--- Start of Dataset ---

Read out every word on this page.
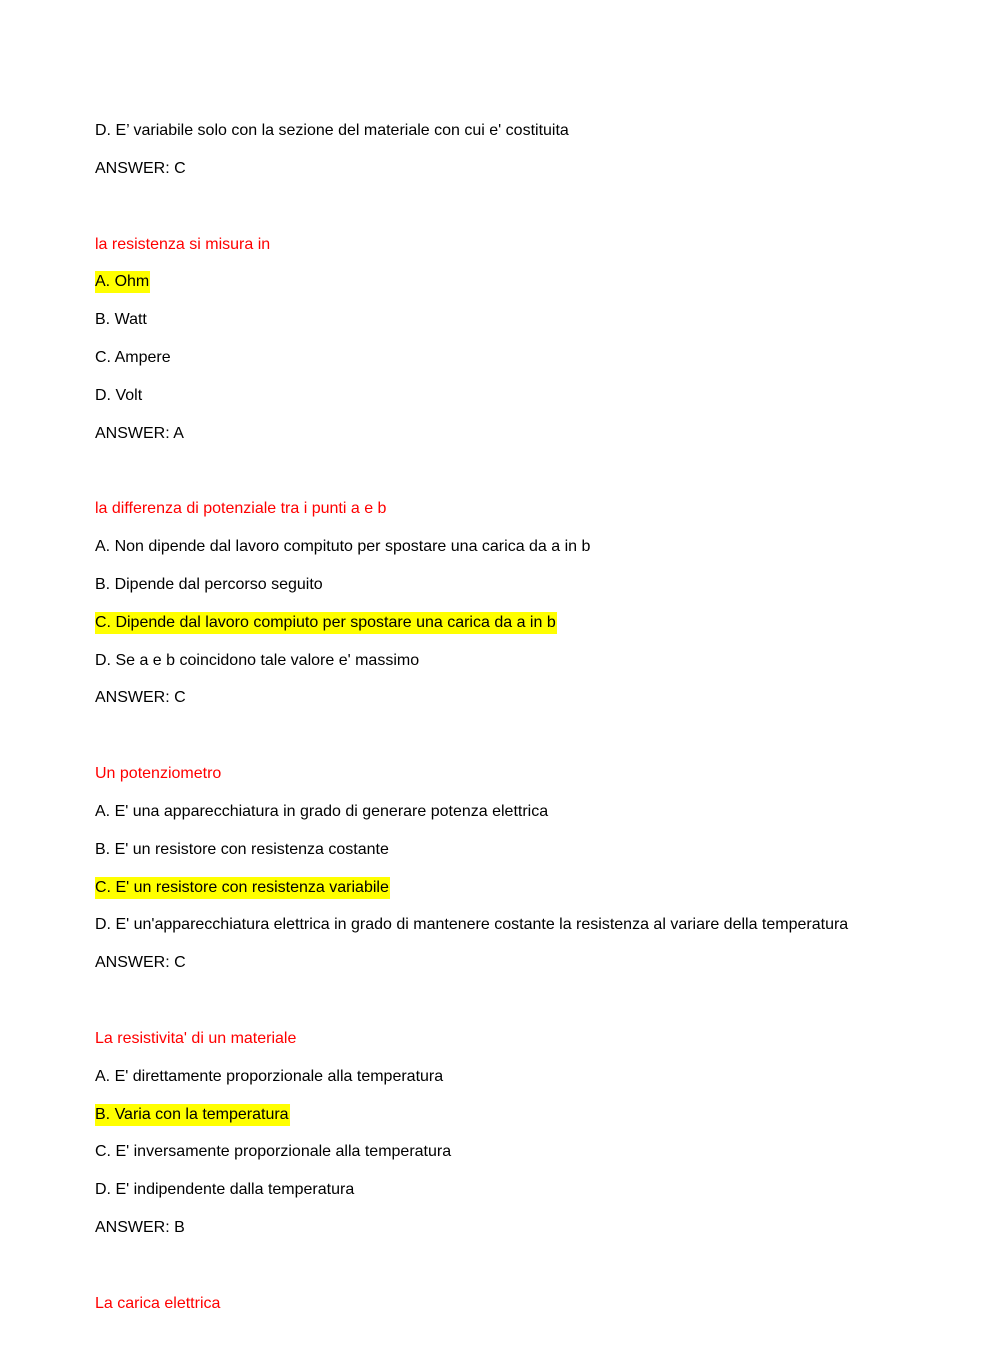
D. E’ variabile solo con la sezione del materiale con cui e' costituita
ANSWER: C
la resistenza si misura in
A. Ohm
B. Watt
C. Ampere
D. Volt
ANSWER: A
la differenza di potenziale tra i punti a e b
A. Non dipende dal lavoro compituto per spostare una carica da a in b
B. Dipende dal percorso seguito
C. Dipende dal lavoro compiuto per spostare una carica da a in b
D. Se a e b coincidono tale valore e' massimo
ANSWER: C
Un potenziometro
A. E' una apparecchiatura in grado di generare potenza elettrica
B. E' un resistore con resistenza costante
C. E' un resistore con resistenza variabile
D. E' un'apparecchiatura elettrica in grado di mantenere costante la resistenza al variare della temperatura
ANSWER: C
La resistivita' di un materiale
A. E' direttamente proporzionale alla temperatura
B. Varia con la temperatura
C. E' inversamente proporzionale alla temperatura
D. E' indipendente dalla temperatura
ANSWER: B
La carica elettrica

--- End of Dataset ---
--- Start of Dataset ---

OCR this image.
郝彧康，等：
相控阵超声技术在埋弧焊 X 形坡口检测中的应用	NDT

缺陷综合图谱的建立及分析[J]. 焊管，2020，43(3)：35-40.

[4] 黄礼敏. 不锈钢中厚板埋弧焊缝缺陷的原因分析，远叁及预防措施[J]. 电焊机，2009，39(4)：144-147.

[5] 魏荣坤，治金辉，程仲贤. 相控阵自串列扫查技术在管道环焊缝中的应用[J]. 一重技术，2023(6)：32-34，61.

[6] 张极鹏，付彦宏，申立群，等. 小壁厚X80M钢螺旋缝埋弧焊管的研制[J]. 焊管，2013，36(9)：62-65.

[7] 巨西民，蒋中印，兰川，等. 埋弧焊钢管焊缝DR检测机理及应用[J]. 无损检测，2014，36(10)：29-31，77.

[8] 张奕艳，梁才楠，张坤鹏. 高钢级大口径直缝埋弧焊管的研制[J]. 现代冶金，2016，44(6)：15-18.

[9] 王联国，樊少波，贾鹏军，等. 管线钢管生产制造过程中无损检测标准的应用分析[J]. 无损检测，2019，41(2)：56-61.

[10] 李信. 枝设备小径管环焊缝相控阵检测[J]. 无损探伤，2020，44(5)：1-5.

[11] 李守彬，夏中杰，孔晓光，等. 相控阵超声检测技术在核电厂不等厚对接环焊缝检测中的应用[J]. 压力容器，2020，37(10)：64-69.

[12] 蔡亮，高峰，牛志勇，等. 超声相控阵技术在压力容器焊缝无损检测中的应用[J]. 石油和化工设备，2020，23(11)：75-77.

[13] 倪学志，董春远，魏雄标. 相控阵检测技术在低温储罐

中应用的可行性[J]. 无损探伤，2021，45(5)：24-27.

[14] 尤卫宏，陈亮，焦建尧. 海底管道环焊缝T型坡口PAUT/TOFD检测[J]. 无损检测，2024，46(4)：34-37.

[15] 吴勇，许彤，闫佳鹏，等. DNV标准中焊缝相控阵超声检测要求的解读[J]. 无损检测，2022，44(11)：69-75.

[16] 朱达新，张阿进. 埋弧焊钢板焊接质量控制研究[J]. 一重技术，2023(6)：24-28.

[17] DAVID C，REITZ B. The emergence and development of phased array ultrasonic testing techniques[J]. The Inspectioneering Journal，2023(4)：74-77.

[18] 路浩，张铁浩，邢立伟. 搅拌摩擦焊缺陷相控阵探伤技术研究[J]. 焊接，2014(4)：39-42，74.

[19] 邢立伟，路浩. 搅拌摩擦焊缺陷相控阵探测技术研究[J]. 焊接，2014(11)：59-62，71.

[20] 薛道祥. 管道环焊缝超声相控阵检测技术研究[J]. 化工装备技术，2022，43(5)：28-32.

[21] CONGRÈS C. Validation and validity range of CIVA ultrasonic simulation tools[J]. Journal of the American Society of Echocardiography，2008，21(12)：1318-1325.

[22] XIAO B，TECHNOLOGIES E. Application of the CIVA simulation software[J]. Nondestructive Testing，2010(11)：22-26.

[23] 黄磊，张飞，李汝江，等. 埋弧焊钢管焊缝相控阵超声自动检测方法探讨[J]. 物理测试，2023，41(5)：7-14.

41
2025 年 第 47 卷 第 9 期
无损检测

--- End of Dataset ---

Lines that hold the word "elettrica" are the ones to return, every one of them.

▶ Answer to the problem
A. E' una apparecchiatura in grado di generare potenza elettrica
D. E' un'apparecchiatura elettrica in grado di mantenere costante la resistenza al variare della temperatura
La carica elettrica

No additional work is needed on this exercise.